RECORDS SHOWN:
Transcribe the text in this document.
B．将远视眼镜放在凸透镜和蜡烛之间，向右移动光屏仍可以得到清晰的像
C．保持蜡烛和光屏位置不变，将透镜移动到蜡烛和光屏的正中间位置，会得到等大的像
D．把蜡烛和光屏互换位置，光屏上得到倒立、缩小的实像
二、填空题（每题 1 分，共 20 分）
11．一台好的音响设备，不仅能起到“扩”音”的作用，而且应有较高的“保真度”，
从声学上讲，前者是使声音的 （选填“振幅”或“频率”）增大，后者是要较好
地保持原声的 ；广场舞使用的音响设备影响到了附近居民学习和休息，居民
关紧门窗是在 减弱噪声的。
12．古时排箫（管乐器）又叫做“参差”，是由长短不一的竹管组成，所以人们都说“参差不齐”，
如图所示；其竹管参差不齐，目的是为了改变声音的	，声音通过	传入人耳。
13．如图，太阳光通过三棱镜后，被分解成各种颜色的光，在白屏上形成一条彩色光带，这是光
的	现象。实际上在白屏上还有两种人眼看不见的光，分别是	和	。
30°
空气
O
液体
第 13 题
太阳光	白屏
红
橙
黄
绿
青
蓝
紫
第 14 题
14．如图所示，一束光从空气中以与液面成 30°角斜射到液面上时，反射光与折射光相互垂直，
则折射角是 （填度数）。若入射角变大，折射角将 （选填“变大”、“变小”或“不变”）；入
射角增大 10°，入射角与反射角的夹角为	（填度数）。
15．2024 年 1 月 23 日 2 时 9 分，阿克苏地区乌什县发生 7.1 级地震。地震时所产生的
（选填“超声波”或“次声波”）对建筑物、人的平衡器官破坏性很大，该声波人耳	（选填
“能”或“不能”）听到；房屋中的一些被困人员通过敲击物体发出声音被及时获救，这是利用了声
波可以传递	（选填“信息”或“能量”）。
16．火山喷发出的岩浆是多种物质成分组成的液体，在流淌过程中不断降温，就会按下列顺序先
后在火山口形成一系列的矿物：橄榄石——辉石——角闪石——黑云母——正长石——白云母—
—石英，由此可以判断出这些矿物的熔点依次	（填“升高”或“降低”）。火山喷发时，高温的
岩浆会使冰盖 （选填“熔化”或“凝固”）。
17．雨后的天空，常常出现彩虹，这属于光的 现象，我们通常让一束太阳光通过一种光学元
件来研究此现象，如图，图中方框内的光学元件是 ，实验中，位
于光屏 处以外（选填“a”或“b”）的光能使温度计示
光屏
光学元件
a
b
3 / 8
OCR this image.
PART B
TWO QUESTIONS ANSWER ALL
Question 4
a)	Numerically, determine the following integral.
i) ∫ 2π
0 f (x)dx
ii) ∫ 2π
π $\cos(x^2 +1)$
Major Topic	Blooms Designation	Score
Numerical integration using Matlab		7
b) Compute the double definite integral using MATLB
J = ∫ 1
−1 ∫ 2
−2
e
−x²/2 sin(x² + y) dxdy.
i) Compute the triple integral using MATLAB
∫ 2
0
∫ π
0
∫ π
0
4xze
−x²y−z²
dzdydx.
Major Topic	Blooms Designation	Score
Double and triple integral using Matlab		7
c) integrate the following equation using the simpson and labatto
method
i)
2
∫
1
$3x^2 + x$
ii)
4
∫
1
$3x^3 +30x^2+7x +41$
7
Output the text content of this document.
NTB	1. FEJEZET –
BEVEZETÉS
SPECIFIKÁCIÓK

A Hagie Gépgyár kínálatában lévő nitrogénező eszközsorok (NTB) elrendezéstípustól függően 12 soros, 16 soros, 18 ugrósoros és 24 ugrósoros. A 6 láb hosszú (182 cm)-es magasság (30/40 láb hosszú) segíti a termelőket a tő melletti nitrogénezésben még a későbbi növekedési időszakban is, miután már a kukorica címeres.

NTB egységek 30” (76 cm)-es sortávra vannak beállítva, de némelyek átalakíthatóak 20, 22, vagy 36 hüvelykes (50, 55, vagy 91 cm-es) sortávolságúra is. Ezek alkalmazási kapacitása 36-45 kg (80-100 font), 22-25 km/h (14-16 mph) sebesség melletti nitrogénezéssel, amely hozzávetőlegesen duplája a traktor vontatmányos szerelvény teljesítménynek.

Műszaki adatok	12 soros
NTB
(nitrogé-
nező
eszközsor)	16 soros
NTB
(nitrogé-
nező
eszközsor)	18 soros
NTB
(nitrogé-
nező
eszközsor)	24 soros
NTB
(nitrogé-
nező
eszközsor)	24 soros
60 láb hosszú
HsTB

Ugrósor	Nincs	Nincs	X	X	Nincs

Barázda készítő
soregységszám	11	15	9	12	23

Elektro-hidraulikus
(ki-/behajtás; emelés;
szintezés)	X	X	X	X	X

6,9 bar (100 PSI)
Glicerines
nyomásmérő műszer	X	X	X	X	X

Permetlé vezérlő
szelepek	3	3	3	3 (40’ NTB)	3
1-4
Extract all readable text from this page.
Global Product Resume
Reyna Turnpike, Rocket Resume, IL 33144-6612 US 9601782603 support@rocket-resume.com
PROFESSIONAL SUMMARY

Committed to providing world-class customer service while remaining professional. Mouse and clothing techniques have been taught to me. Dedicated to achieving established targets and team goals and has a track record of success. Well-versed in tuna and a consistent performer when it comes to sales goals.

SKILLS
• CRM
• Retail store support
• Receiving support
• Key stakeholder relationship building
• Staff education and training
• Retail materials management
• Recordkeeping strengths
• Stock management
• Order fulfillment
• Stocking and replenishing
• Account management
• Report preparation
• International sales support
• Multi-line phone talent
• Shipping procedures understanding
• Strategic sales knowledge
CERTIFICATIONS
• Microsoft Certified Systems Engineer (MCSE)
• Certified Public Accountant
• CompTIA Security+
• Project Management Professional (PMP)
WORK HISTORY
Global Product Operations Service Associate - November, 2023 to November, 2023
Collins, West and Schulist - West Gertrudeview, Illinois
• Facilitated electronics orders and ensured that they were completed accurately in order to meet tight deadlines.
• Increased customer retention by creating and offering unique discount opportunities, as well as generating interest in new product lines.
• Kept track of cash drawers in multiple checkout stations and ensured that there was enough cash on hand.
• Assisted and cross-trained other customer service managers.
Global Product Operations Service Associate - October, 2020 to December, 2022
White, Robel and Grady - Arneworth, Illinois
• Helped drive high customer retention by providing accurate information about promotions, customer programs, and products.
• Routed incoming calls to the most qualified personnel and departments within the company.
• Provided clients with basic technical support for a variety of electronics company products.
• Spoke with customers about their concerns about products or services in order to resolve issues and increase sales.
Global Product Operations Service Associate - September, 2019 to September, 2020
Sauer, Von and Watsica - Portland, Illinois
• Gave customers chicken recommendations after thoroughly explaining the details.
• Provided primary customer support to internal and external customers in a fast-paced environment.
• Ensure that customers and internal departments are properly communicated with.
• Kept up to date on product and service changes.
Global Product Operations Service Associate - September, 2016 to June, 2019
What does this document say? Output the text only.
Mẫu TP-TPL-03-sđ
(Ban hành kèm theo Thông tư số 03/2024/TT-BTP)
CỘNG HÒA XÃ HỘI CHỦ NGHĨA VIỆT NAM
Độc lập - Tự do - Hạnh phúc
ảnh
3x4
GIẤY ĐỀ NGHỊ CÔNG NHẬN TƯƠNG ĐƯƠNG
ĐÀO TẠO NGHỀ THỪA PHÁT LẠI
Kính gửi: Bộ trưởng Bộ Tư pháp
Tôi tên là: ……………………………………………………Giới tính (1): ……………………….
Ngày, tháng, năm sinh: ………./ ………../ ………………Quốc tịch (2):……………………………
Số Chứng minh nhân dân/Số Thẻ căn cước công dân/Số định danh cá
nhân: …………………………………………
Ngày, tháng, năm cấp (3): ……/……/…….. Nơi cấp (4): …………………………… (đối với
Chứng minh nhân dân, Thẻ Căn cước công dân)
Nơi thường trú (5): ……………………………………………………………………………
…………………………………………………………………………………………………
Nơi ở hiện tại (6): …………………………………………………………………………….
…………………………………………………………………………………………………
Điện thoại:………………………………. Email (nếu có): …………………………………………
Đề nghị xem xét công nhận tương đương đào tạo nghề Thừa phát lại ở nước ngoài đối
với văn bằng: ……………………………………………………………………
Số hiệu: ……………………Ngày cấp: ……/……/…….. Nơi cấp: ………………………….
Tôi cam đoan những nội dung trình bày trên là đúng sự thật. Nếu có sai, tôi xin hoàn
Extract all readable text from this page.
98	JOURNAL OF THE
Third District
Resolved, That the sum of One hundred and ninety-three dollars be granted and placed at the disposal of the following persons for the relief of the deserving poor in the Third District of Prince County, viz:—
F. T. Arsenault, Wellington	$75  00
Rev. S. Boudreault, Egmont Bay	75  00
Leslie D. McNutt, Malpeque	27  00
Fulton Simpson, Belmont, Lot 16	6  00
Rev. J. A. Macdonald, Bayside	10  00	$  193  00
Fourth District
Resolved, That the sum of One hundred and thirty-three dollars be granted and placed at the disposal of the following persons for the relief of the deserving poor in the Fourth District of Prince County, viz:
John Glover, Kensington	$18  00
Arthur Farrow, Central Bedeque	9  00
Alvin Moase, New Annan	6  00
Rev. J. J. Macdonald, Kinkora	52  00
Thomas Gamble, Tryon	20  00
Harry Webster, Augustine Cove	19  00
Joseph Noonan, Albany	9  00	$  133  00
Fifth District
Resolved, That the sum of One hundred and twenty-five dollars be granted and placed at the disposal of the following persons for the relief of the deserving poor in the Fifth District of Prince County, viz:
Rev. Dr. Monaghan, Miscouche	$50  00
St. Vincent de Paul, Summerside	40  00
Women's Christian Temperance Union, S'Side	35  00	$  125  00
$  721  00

INSTRUCTIONS TO FOLLOW:
Scan the listing above. Gather each line that contains the word "integral".

RESULT FOR THIS TASK:
a)	Numerically, determine the following integral.
b) Compute the double definite integral using MATLB
i) Compute the triple integral using MATLAB
Double and triple integral using Matlab		7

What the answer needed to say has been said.